Some records:
◇ ◇ ◇
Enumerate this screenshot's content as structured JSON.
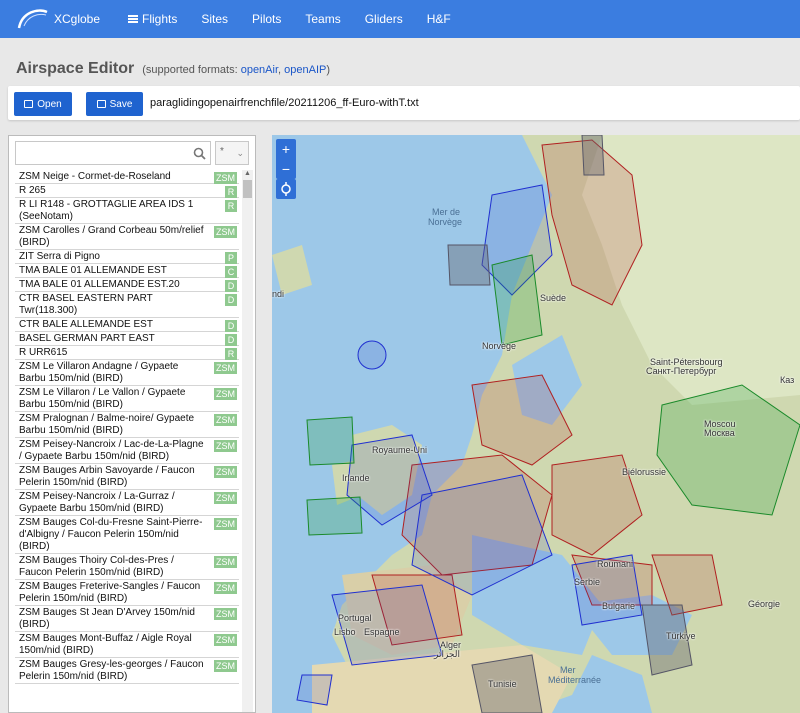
{
  "nav": {
    "brand": "XCglobe",
    "items": [
      "Flights",
      "Sites",
      "Pilots",
      "Teams",
      "Gliders",
      "H&F"
    ]
  },
  "page": {
    "title": "Airspace Editor",
    "formats_prefix": "(supported formats: ",
    "format_openair": "openAir",
    "format_sep": ", ",
    "format_openaip": "openAIP",
    "formats_suffix": ")"
  },
  "toolbar": {
    "open_label": "Open",
    "save_label": "Save",
    "filename": "paraglidingopenairfrenchfile/20211206_ff-Euro-withT.txt"
  },
  "filter": {
    "search_value": "",
    "type_value": "*"
  },
  "airspaces": [
    {
      "name": "ZSM Neige - Cormet-de-Roseland",
      "cls": "ZSM"
    },
    {
      "name": "R 265",
      "cls": "R"
    },
    {
      "name": "R LI R148 - GROTTAGLIE AREA IDS 1 (SeeNotam)",
      "cls": "R"
    },
    {
      "name": "ZSM Carolles / Grand Corbeau 50m/relief (BIRD)",
      "cls": "ZSM"
    },
    {
      "name": "ZIT Serra di Pigno",
      "cls": "P"
    },
    {
      "name": "TMA BALE 01 ALLEMANDE EST",
      "cls": "C"
    },
    {
      "name": "TMA BALE 01 ALLEMANDE EST.20",
      "cls": "D"
    },
    {
      "name": "CTR BASEL EASTERN PART Twr(118.300)",
      "cls": "D"
    },
    {
      "name": "CTR BALE ALLEMANDE EST",
      "cls": "D"
    },
    {
      "name": "BASEL GERMAN PART EAST",
      "cls": "D"
    },
    {
      "name": "R URR615",
      "cls": "R"
    },
    {
      "name": "ZSM Le Villaron Andagne / Gypaete Barbu 150m/nid (BIRD)",
      "cls": "ZSM"
    },
    {
      "name": "ZSM Le Villaron / Le Vallon / Gypaete Barbu 150m/nid (BIRD)",
      "cls": "ZSM"
    },
    {
      "name": "ZSM Pralognan / Balme-noire/ Gypaete Barbu 150m/nid (BIRD)",
      "cls": "ZSM"
    },
    {
      "name": "ZSM Peisey-Nancroix / Lac-de-La-Plagne / Gypaete Barbu 150m/nid (BIRD)",
      "cls": "ZSM"
    },
    {
      "name": "ZSM Bauges Arbin Savoyarde / Faucon Pelerin 150m/nid (BIRD)",
      "cls": "ZSM"
    },
    {
      "name": "ZSM Peisey-Nancroix / La-Gurraz / Gypaete Barbu 150m/nid (BIRD)",
      "cls": "ZSM"
    },
    {
      "name": "ZSM Bauges Col-du-Fresne Saint-Pierre-d'Albigny / Faucon Pelerin 150m/nid (BIRD)",
      "cls": "ZSM"
    },
    {
      "name": "ZSM Bauges Thoiry Col-des-Pres / Faucon Pelerin 150m/nid (BIRD)",
      "cls": "ZSM"
    },
    {
      "name": "ZSM Bauges Freterive-Sangles / Faucon Pelerin 150m/nid (BIRD)",
      "cls": "ZSM"
    },
    {
      "name": "ZSM Bauges St Jean D'Arvey 150m/nid (BIRD)",
      "cls": "ZSM"
    },
    {
      "name": "ZSM Bauges Mont-Buffaz / Aigle Royal 150m/nid (BIRD)",
      "cls": "ZSM"
    },
    {
      "name": "ZSM Bauges Gresy-les-georges / Faucon Pelerin 150m/nid (BIRD)",
      "cls": "ZSM"
    }
  ],
  "map": {
    "zoom_in": "+",
    "zoom_out": "−",
    "labels": {
      "mer_norvege_1": "Mer de",
      "mer_norvege_2": "Norvège",
      "suede": "Suède",
      "norvege": "Norvège",
      "st_petersbourg_1": "Saint-Pétersbourg",
      "st_petersbourg_2": "Санкт-Петербург",
      "moscou_1": "Moscou",
      "moscou_2": "Москва",
      "royaume_uni": "Royaume-Uni",
      "irlande": "Irlande",
      "bielorussie": "Biélorussie",
      "roumanie": "Roumani",
      "serbie": "Serbie",
      "bulgarie": "Bulgarie",
      "georgie": "Géorgie",
      "turkiye": "Türkiye",
      "tunisie": "Tunisie",
      "mediterranee_1": "Mer",
      "mediterranee_2": "Méditerranée",
      "espagne": "Espagne",
      "portugal": "Portugal",
      "lisbonne": "Lisbo",
      "alger_1": "Alger",
      "alger_2": "الجزائر",
      "kazan": "Каз",
      "iceland": "ndi"
    }
  }
}
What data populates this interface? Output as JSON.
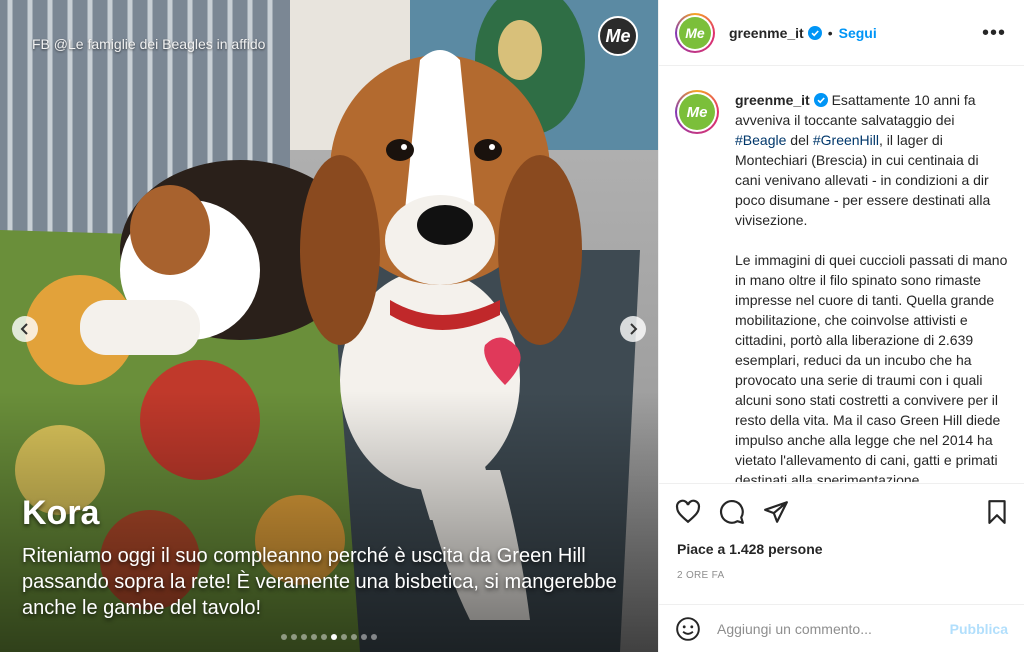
{
  "media": {
    "credit": "FB @Le famiglie dei Beagles in affido",
    "logo_text": "Me",
    "caption_name": "Kora",
    "caption_text": "Riteniamo oggi il suo compleanno perché è uscita da Green Hill passando sopra la rete! È veramente una bisbetica, si mangerebbe anche le gambe del tavolo!",
    "prev_icon": "chevron-left-icon",
    "next_icon": "chevron-right-icon",
    "carousel_total": 10,
    "carousel_active_index": 5
  },
  "header": {
    "username": "greenme_it",
    "avatar_text": "Me",
    "separator": "•",
    "follow_label": "Segui",
    "more_icon": "more-options-icon",
    "more_label": "•••"
  },
  "post": {
    "username": "greenme_it",
    "avatar_text": "Me",
    "text_1a": " Esattamente 10 anni fa avveniva il toccante salvataggio dei ",
    "hashtag_1": "#Beagle",
    "text_1b": " del ",
    "hashtag_2": "#GreenHill",
    "text_1c": ", il lager di Montechiari (Brescia) in cui centinaia di cani venivano allevati - in condizioni a dir poco disumane - per essere destinati alla vivisezione.",
    "paragraph_2": "Le immagini di quei cuccioli passati di mano in mano oltre il filo spinato sono rimaste impresse nel cuore di tanti. Quella grande mobilitazione, che coinvolse attivisti e cittadini, portò alla liberazione di 2.639 esemplari, reduci da un incubo che ha provocato una serie di traumi con i quali alcuni sono stati costretti a convivere per il resto della vita. Ma il caso Green Hill diede impulso anche alla legge che nel 2014 ha vietato l'allevamento di cani, gatti e primati destinati alla sperimentazione."
  },
  "actions": {
    "like_icon": "heart-icon",
    "comment_icon": "comment-icon",
    "share_icon": "send-icon",
    "save_icon": "bookmark-icon"
  },
  "likes_text": "Piace a 1.428 persone",
  "time_text": "2 ORE FA",
  "comment_box": {
    "emoji_icon": "emoji-icon",
    "placeholder": "Aggiungi un commento...",
    "publish_label": "Pubblica"
  },
  "colors": {
    "link_blue": "#0095f6",
    "hashtag": "#00376b",
    "publish_disabled": "#b2dffc",
    "brand_green": "#7bbf3a"
  }
}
◇ ◇ ◇
**Given problem**. Can you repeat every record above exactly, apart from the pictures?

**Complete answer**.
Enumerate this screenshot's content as structured JSON.
{
  "nav": {
    "brand": "XCglobe",
    "items": [
      "Flights",
      "Sites",
      "Pilots",
      "Teams",
      "Gliders",
      "H&F"
    ]
  },
  "page": {
    "title": "Airspace Editor",
    "formats_prefix": "(supported formats: ",
    "format_openair": "openAir",
    "format_sep": ", ",
    "format_openaip": "openAIP",
    "formats_suffix": ")"
  },
  "toolbar": {
    "open_label": "Open",
    "save_label": "Save",
    "filename": "paraglidingopenairfrenchfile/20211206_ff-Euro-withT.txt"
  },
  "filter": {
    "search_value": "",
    "type_value": "*"
  },
  "airspaces": [
    {
      "name": "ZSM Neige - Cormet-de-Roseland",
      "cls": "ZSM"
    },
    {
      "name": "R 265",
      "cls": "R"
    },
    {
      "name": "R LI R148 - GROTTAGLIE AREA IDS 1 (SeeNotam)",
      "cls": "R"
    },
    {
      "name": "ZSM Carolles / Grand Corbeau 50m/relief (BIRD)",
      "cls": "ZSM"
    },
    {
      "name": "ZIT Serra di Pigno",
      "cls": "P"
    },
    {
      "name": "TMA BALE 01 ALLEMANDE EST",
      "cls": "C"
    },
    {
      "name": "TMA BALE 01 ALLEMANDE EST.20",
      "cls": "D"
    },
    {
      "name": "CTR BASEL EASTERN PART Twr(118.300)",
      "cls": "D"
    },
    {
      "name": "CTR BALE ALLEMANDE EST",
      "cls": "D"
    },
    {
      "name": "BASEL GERMAN PART EAST",
      "cls": "D"
    },
    {
      "name": "R URR615",
      "cls": "R"
    },
    {
      "name": "ZSM Le Villaron Andagne / Gypaete Barbu 150m/nid (BIRD)",
      "cls": "ZSM"
    },
    {
      "name": "ZSM Le Villaron / Le Vallon / Gypaete Barbu 150m/nid (BIRD)",
      "cls": "ZSM"
    },
    {
      "name": "ZSM Pralognan / Balme-noire/ Gypaete Barbu 150m/nid (BIRD)",
      "cls": "ZSM"
    },
    {
      "name": "ZSM Peisey-Nancroix / Lac-de-La-Plagne / Gypaete Barbu 150m/nid (BIRD)",
      "cls": "ZSM"
    },
    {
      "name": "ZSM Bauges Arbin Savoyarde / Faucon Pelerin 150m/nid (BIRD)",
      "cls": "ZSM"
    },
    {
      "name": "ZSM Peisey-Nancroix / La-Gurraz / Gypaete Barbu 150m/nid (BIRD)",
      "cls": "ZSM"
    },
    {
      "name": "ZSM Bauges Col-du-Fresne Saint-Pierre-d'Albigny / Faucon Pelerin 150m/nid (BIRD)",
      "cls": "ZSM"
    },
    {
      "name": "ZSM Bauges Thoiry Col-des-Pres / Faucon Pelerin 150m/nid (BIRD)",
      "cls": "ZSM"
    },
    {
      "name": "ZSM Bauges Freterive-Sangles / Faucon Pelerin 150m/nid (BIRD)",
      "cls": "ZSM"
    },
    {
      "name": "ZSM Bauges St Jean D'Arvey 150m/nid (BIRD)",
      "cls": "ZSM"
    },
    {
      "name": "ZSM Bauges Mont-Buffaz / Aigle Royal 150m/nid (BIRD)",
      "cls": "ZSM"
    },
    {
      "name": "ZSM Bauges Gresy-les-georges / Faucon Pelerin 150m/nid (BIRD)",
      "cls": "ZSM"
    }
  ],
  "map": {
    "zoom_in": "+",
    "zoom_out": "−",
    "labels": {
      "mer_norvege_1": "Mer de",
      "mer_norvege_2": "Norvège",
      "suede": "Suède",
      "norvege": "Norvège",
      "st_petersbourg_1": "Saint-Pétersbourg",
      "st_petersbourg_2": "Санкт-Петербург",
      "moscou_1": "Moscou",
      "moscou_2": "Москва",
      "royaume_uni": "Royaume-Uni",
      "irlande": "Irlande",
      "bielorussie": "Biélorussie",
      "roumanie": "Roumani",
      "serbie": "Serbie",
      "bulgarie": "Bulgarie",
      "georgie": "Géorgie",
      "turkiye": "Türkiye",
      "tunisie": "Tunisie",
      "mediterranee_1": "Mer",
      "mediterranee_2": "Méditerranée",
      "espagne": "Espagne",
      "portugal": "Portugal",
      "lisbonne": "Lisbo",
      "alger_1": "Alger",
      "alger_2": "الجزائر",
      "kazan": "Каз",
      "iceland": "ndi"
    }
  }
}
What data populates this interface? Output as JSON.
{
  "media": {
    "credit": "FB @Le famiglie dei Beagles in affido",
    "logo_text": "Me",
    "caption_name": "Kora",
    "caption_text": "Riteniamo oggi il suo compleanno perché è uscita da Green Hill passando sopra la rete! È veramente una bisbetica, si mangerebbe anche le gambe del tavolo!",
    "prev_icon": "chevron-left-icon",
    "next_icon": "chevron-right-icon",
    "carousel_total": 10,
    "carousel_active_index": 5
  },
  "header": {
    "username": "greenme_it",
    "avatar_text": "Me",
    "separator": "•",
    "follow_label": "Segui",
    "more_icon": "more-options-icon",
    "more_label": "•••"
  },
  "post": {
    "username": "greenme_it",
    "avatar_text": "Me",
    "text_1a": " Esattamente 10 anni fa avveniva il toccante salvataggio dei ",
    "hashtag_1": "#Beagle",
    "text_1b": " del ",
    "hashtag_2": "#GreenHill",
    "text_1c": ", il lager di Montechiari (Brescia) in cui centinaia di cani venivano allevati - in condizioni a dir poco disumane - per essere destinati alla vivisezione.",
    "paragraph_2": "Le immagini di quei cuccioli passati di mano in mano oltre il filo spinato sono rimaste impresse nel cuore di tanti. Quella grande mobilitazione, che coinvolse attivisti e cittadini, portò alla liberazione di 2.639 esemplari, reduci da un incubo che ha provocato una serie di traumi con i quali alcuni sono stati costretti a convivere per il resto della vita. Ma il caso Green Hill diede impulso anche alla legge che nel 2014 ha vietato l'allevamento di cani, gatti e primati destinati alla sperimentazione."
  },
  "actions": {
    "like_icon": "heart-icon",
    "comment_icon": "comment-icon",
    "share_icon": "send-icon",
    "save_icon": "bookmark-icon"
  },
  "likes_text": "Piace a 1.428 persone",
  "time_text": "2 ORE FA",
  "comment_box": {
    "emoji_icon": "emoji-icon",
    "placeholder": "Aggiungi un commento...",
    "publish_label": "Pubblica"
  },
  "colors": {
    "link_blue": "#0095f6",
    "hashtag": "#00376b",
    "publish_disabled": "#b2dffc",
    "brand_green": "#7bbf3a"
  }
}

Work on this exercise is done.